WHAT YOU HAVE TO DO: Make an exact copy of all the entries, with the pictures left out.

Extracted data entries:
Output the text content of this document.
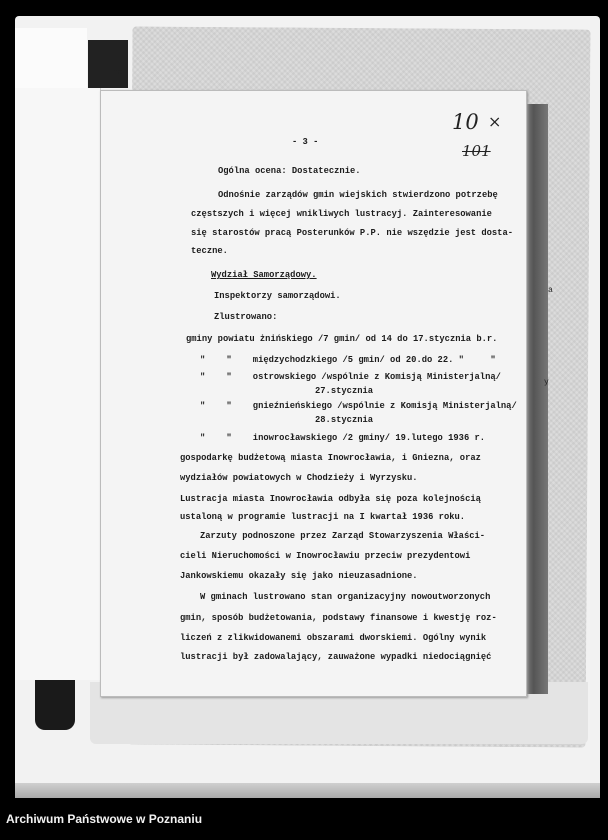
na
a
y
- 3 -
10 ⨯
101
Ogólna ocena: Dostatecznie.
Odnośnie zarządów gmin wiejskich stwierdzono potrzebę
częstszych i więcej wnikliwych lustracyj. Zainteresowanie
się starostów pracą Posterunków P.P. nie wszędzie jest dosta-
teczne.
Wydział Samorządowy.
Inspektorzy samorządowi.
Zlustrowano:
gminy powiatu żnińskiego /7 gmin/ od 14 do 17.stycznia b.r.
"    "    międzychodzkiego /5 gmin/ od 20.do 22. "     "
"    "    ostrowskiego /wspólnie z Komisją Ministerjalną/
27.stycznia
"    "    gnieźnieńskiego /wspólnie z Komisją Ministerjalną/
28.stycznia
"    "    inowrocławskiego /2 gminy/ 19.lutego 1936 r.
gospodarkę budżetową miasta Inowrocławia, i Gniezna, oraz
wydziałów powiatowych w Chodzieży i Wyrzysku.
Lustracja miasta Inowrocławia odbyła się poza kolejnością
ustaloną w programie lustracji na I kwartał 1936 roku.
Zarzuty podnoszone przez Zarząd Stowarzyszenia Właści-
cieli Nieruchomości w Inowrocławiu przeciw prezydentowi
Jankowskiemu okazały się jako nieuzasadnione.
W gminach lustrowano stan organizacyjny nowoutworzonych
gmin, sposób budżetowania, podstawy finansowe i kwestję roz-
liczeń z zlikwidowanemi obszarami dworskiemi. Ogólny wynik
lustracji był zadowalający, zauważone wypadki niedociągnięć
Archiwum Państwowe w Poznaniu
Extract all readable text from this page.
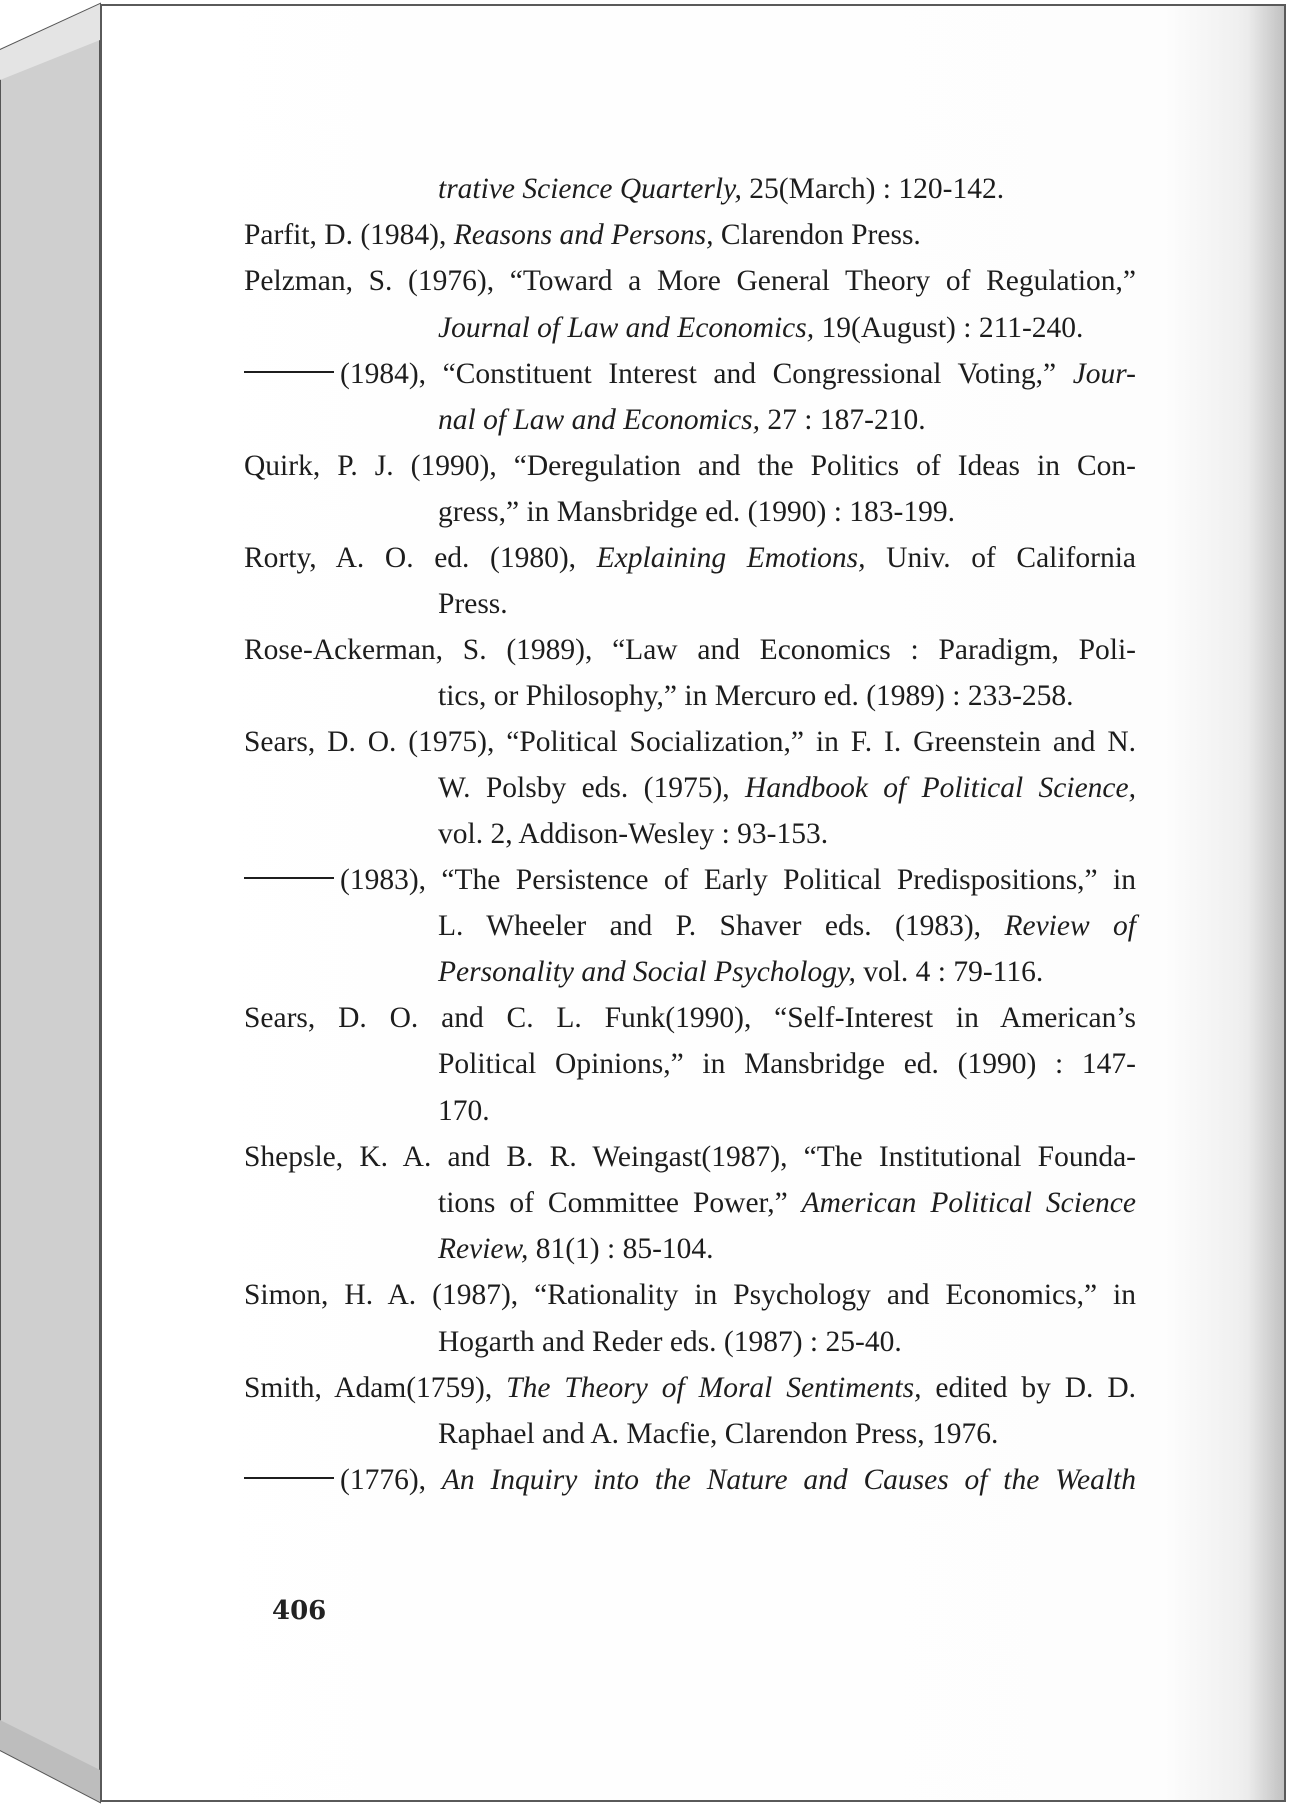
trative Science Quarterly, 25(March) : 120-142.
Parfit, D. (1984), Reasons and Persons, Clarendon Press.
Pelzman, S. (1976), “Toward a More General Theory of Regulation,”
Journal of Law and Economics, 19(August) : 211-240.
(1984), “Constituent Interest and Congressional Voting,” Jour-
nal of Law and Economics, 27 : 187-210.
Quirk, P. J. (1990), “Deregulation and the Politics of Ideas in Con-
gress,” in Mansbridge ed. (1990) : 183-199.
Rorty, A. O. ed. (1980), Explaining Emotions, Univ. of California
Press.
Rose-Ackerman, S. (1989), “Law and Economics : Paradigm, Poli-
tics, or Philosophy,” in Mercuro ed. (1989) : 233-258.
Sears, D. O. (1975), “Political Socialization,” in F. I. Greenstein and N.
W. Polsby eds. (1975), Handbook of Political Science,
vol. 2, Addison-Wesley : 93-153.
(1983), “The Persistence of Early Political Predispositions,” in
L. Wheeler and P. Shaver eds. (1983), Review of
Personality and Social Psychology, vol. 4 : 79-116.
Sears, D. O. and C. L. Funk(1990), “Self-Interest in American’s
Political Opinions,” in Mansbridge ed. (1990) : 147-
170.
Shepsle, K. A. and B. R. Weingast(1987), “The Institutional Founda-
tions of Committee Power,” American Political Science
Review, 81(1) : 85-104.
Simon, H. A. (1987), “Rationality in Psychology and Economics,” in
Hogarth and Reder eds. (1987) : 25-40.
Smith, Adam(1759), The Theory of Moral Sentiments, edited by D. D.
Raphael and A. Macfie, Clarendon Press, 1976.
(1776), An Inquiry into the Nature and Causes of the Wealth
406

RESPONSE TO THIS EXERCISE:
Output the text content of this document.
na
a
y
- 3 -
10 ⨯
101
Ogólna ocena: Dostatecznie.
Odnośnie zarządów gmin wiejskich stwierdzono potrzebę
częstszych i więcej wnikliwych lustracyj. Zainteresowanie
się starostów pracą Posterunków P.P. nie wszędzie jest dosta-
teczne.
Wydział Samorządowy.
Inspektorzy samorządowi.
Zlustrowano:
gminy powiatu żnińskiego /7 gmin/ od 14 do 17.stycznia b.r.
"    "    międzychodzkiego /5 gmin/ od 20.do 22. "     "
"    "    ostrowskiego /wspólnie z Komisją Ministerjalną/
27.stycznia
"    "    gnieźnieńskiego /wspólnie z Komisją Ministerjalną/
28.stycznia
"    "    inowrocławskiego /2 gminy/ 19.lutego 1936 r.
gospodarkę budżetową miasta Inowrocławia, i Gniezna, oraz
wydziałów powiatowych w Chodzieży i Wyrzysku.
Lustracja miasta Inowrocławia odbyła się poza kolejnością
ustaloną w programie lustracji na I kwartał 1936 roku.
Zarzuty podnoszone przez Zarząd Stowarzyszenia Właści-
cieli Nieruchomości w Inowrocławiu przeciw prezydentowi
Jankowskiemu okazały się jako nieuzasadnione.
W gminach lustrowano stan organizacyjny nowoutworzonych
gmin, sposób budżetowania, podstawy finansowe i kwestję roz-
liczeń z zlikwidowanemi obszarami dworskiemi. Ogólny wynik
lustracji był zadowalający, zauważone wypadki niedociągnięć
Archiwum Państwowe w Poznaniu
Extract all readable text from this page.
trative Science Quarterly, 25(March) : 120-142.
Parfit, D. (1984), Reasons and Persons, Clarendon Press.
Pelzman, S. (1976), “Toward a More General Theory of Regulation,”
Journal of Law and Economics, 19(August) : 211-240.
(1984), “Constituent Interest and Congressional Voting,” Jour-
nal of Law and Economics, 27 : 187-210.
Quirk, P. J. (1990), “Deregulation and the Politics of Ideas in Con-
gress,” in Mansbridge ed. (1990) : 183-199.
Rorty, A. O. ed. (1980), Explaining Emotions, Univ. of California
Press.
Rose-Ackerman, S. (1989), “Law and Economics : Paradigm, Poli-
tics, or Philosophy,” in Mercuro ed. (1989) : 233-258.
Sears, D. O. (1975), “Political Socialization,” in F. I. Greenstein and N.
W. Polsby eds. (1975), Handbook of Political Science,
vol. 2, Addison-Wesley : 93-153.
(1983), “The Persistence of Early Political Predispositions,” in
L. Wheeler and P. Shaver eds. (1983), Review of
Personality and Social Psychology, vol. 4 : 79-116.
Sears, D. O. and C. L. Funk(1990), “Self-Interest in American’s
Political Opinions,” in Mansbridge ed. (1990) : 147-
170.
Shepsle, K. A. and B. R. Weingast(1987), “The Institutional Founda-
tions of Committee Power,” American Political Science
Review, 81(1) : 85-104.
Simon, H. A. (1987), “Rationality in Psychology and Economics,” in
Hogarth and Reder eds. (1987) : 25-40.
Smith, Adam(1759), The Theory of Moral Sentiments, edited by D. D.
Raphael and A. Macfie, Clarendon Press, 1976.
(1776), An Inquiry into the Nature and Causes of the Wealth
406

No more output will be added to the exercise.